# start of Records for the exercise

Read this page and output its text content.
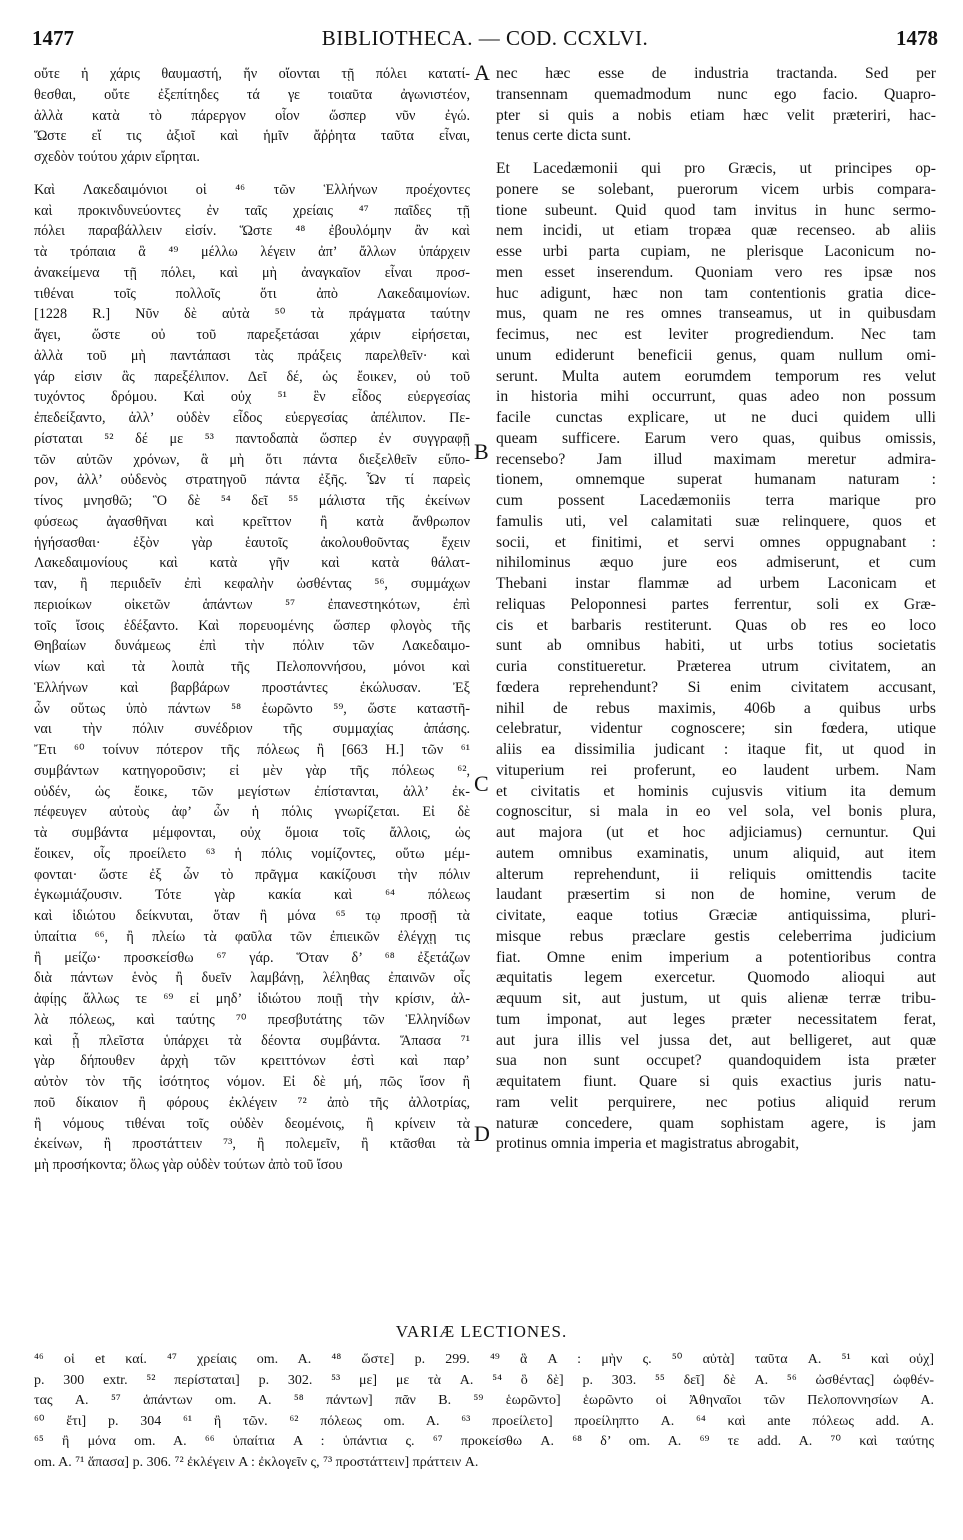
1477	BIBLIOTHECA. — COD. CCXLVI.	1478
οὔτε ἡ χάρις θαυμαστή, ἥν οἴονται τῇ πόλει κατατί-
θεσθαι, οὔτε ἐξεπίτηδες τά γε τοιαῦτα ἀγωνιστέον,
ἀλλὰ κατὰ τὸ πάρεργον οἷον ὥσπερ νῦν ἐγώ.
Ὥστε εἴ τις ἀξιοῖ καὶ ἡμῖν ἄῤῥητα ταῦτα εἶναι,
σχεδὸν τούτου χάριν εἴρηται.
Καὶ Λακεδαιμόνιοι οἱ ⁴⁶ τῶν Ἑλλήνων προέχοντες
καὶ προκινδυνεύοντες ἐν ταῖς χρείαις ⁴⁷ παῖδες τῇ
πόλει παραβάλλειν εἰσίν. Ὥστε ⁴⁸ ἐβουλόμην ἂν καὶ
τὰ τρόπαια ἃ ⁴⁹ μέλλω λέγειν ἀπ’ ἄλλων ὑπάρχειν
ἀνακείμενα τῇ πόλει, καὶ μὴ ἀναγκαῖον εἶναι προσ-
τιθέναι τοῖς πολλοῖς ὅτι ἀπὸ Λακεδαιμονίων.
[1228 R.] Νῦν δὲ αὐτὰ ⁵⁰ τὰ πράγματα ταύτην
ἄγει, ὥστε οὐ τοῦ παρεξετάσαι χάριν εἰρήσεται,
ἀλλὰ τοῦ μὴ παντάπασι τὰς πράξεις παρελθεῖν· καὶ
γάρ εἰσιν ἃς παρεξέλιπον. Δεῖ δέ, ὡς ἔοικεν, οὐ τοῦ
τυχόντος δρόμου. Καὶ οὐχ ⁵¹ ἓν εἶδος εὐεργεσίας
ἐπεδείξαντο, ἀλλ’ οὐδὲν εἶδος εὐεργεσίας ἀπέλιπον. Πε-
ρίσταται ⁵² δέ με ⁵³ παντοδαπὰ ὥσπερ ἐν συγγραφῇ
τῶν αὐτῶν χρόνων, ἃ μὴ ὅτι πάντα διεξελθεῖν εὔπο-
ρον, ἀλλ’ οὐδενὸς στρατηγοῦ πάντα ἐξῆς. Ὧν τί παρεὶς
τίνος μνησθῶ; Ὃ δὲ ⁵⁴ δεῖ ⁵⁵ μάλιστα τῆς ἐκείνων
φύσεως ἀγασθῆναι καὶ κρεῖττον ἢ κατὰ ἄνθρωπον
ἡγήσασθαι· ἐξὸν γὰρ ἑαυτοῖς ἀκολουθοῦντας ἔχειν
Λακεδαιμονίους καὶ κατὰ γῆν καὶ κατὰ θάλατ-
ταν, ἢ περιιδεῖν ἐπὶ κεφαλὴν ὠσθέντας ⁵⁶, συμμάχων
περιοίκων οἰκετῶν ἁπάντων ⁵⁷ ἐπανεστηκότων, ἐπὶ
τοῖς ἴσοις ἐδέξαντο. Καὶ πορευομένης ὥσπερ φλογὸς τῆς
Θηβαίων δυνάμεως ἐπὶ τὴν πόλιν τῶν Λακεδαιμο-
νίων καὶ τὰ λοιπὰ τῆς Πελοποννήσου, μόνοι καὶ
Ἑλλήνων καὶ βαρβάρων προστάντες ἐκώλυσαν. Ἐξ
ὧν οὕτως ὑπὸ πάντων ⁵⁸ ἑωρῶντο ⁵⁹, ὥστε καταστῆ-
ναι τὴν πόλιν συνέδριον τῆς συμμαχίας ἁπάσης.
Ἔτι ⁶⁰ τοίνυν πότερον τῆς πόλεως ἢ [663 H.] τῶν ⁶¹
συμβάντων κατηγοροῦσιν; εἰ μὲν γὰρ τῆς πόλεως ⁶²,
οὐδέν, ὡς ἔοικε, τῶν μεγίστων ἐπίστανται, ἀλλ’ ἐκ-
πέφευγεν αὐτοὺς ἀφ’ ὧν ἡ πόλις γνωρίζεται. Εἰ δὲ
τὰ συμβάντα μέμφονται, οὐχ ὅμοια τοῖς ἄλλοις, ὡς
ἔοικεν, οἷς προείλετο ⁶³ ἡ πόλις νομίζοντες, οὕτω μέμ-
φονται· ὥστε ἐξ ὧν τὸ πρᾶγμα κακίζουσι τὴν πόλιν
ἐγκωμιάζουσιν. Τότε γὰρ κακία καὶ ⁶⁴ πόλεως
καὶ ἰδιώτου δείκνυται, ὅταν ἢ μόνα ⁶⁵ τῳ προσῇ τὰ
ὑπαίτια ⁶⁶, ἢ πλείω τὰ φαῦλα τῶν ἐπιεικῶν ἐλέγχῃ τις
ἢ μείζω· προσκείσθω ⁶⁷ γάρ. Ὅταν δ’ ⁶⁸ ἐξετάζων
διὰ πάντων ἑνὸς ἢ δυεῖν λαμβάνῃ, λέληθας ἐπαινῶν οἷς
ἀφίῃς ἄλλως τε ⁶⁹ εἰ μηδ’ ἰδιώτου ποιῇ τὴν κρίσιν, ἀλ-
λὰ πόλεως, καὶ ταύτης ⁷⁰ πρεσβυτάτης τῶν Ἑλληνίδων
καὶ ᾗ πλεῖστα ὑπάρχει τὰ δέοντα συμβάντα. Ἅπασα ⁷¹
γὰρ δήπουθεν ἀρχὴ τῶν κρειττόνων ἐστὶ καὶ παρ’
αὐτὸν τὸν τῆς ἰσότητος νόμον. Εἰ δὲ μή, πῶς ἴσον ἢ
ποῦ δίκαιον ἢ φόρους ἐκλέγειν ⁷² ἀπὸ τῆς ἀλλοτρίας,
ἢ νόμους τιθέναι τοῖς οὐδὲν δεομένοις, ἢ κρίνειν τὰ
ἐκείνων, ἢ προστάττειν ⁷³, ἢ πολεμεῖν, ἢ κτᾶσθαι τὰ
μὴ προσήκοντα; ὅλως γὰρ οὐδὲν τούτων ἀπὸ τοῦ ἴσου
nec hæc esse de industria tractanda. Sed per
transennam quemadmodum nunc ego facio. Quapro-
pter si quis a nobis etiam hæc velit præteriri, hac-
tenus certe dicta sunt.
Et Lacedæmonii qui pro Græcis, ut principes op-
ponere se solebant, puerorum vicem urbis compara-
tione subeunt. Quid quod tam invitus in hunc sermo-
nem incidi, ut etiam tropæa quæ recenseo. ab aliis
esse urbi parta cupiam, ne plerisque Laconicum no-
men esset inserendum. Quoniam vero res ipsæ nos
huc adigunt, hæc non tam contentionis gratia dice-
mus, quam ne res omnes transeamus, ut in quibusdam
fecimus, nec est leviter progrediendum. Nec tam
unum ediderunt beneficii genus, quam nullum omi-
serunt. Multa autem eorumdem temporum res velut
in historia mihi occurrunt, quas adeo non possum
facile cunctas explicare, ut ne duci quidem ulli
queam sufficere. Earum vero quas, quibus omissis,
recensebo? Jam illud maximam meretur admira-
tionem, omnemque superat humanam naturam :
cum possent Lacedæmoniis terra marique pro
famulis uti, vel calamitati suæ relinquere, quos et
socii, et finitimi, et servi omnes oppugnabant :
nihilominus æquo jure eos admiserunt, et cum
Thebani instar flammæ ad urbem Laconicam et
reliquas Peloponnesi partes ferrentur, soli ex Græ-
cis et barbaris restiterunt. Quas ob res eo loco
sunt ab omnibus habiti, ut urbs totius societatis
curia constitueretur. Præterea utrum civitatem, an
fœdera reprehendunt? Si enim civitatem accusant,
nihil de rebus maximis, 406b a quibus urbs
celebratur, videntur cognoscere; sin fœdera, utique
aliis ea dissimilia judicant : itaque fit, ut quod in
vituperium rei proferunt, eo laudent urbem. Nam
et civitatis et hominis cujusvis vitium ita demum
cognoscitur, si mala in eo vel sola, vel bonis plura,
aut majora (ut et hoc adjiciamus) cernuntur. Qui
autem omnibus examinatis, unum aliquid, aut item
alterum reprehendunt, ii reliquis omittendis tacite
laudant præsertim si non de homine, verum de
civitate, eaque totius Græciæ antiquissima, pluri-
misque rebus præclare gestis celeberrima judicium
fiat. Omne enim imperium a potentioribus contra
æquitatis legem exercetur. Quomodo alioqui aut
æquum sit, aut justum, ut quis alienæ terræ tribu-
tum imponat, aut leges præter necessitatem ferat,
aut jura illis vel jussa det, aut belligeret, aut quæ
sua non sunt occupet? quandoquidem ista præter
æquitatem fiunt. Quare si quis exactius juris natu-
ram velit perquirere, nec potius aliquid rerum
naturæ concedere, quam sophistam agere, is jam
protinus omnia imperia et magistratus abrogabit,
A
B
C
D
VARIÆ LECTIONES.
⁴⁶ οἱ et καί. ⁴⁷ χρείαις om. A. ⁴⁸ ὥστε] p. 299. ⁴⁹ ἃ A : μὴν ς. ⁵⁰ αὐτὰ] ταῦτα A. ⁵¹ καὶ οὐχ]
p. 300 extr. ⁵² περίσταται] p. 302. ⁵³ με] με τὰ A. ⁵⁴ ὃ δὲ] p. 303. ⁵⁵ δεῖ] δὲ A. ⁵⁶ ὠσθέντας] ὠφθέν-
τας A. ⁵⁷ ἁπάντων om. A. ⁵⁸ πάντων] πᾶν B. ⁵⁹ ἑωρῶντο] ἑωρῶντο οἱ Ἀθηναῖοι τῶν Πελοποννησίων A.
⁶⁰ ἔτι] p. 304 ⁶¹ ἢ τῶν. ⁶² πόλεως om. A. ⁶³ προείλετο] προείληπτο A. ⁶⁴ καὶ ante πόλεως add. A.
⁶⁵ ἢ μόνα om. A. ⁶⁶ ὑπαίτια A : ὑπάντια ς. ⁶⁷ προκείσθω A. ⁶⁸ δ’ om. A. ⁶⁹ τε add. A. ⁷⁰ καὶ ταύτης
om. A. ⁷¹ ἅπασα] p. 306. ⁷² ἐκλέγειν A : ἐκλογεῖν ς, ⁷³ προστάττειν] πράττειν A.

# end of Records for the exercise
# start of Records for the exercise

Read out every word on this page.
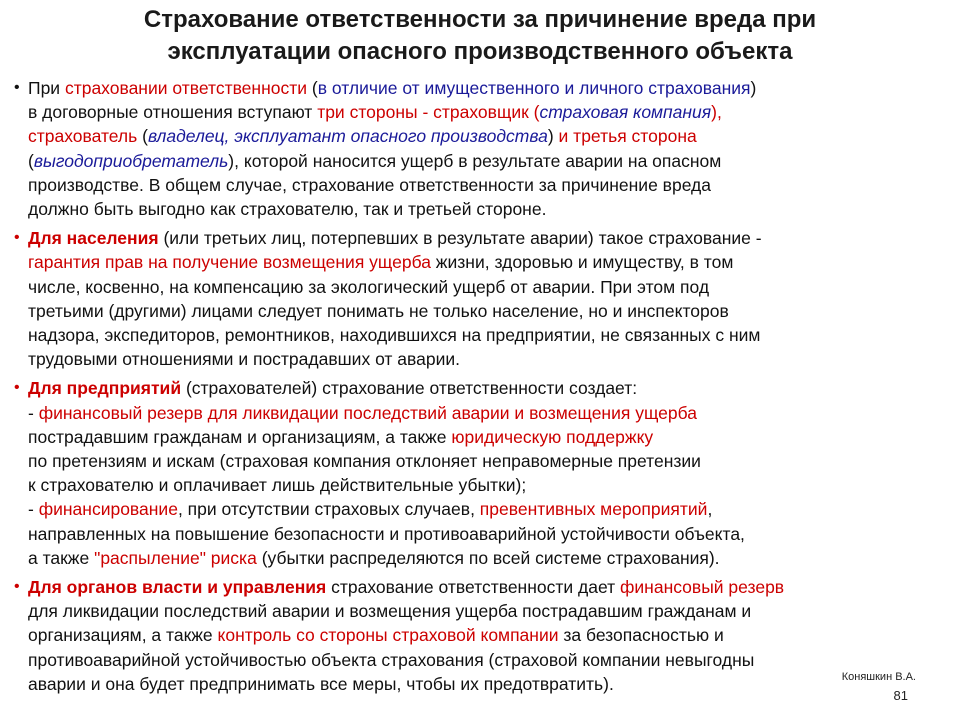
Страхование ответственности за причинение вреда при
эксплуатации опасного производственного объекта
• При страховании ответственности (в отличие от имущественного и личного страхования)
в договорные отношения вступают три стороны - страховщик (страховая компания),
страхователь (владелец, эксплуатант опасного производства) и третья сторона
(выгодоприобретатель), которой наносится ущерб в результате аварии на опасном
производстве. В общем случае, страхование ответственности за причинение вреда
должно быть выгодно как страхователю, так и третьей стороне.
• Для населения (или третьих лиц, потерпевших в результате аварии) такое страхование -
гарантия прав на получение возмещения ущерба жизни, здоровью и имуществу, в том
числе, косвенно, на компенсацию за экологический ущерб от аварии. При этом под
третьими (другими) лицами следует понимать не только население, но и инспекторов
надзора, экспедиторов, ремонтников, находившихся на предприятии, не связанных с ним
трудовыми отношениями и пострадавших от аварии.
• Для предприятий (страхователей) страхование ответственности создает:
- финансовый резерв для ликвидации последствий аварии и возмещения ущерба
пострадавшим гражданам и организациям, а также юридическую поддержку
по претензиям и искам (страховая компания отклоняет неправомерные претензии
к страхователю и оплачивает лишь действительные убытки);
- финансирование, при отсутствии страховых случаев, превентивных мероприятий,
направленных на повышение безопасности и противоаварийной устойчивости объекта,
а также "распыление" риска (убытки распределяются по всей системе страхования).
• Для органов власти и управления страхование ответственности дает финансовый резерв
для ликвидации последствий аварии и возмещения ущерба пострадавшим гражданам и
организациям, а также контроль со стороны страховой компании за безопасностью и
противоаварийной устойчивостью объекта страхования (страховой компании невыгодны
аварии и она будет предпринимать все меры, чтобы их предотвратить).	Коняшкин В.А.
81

# end of Records for the exercise

Find every line that holds "противоаварийной" and copy it.

* Expected answer *
направленных на повышение безопасности и противоаварийной устойчивости объекта,
противоаварийной устойчивостью объекта страхования (страховой компании невыгодны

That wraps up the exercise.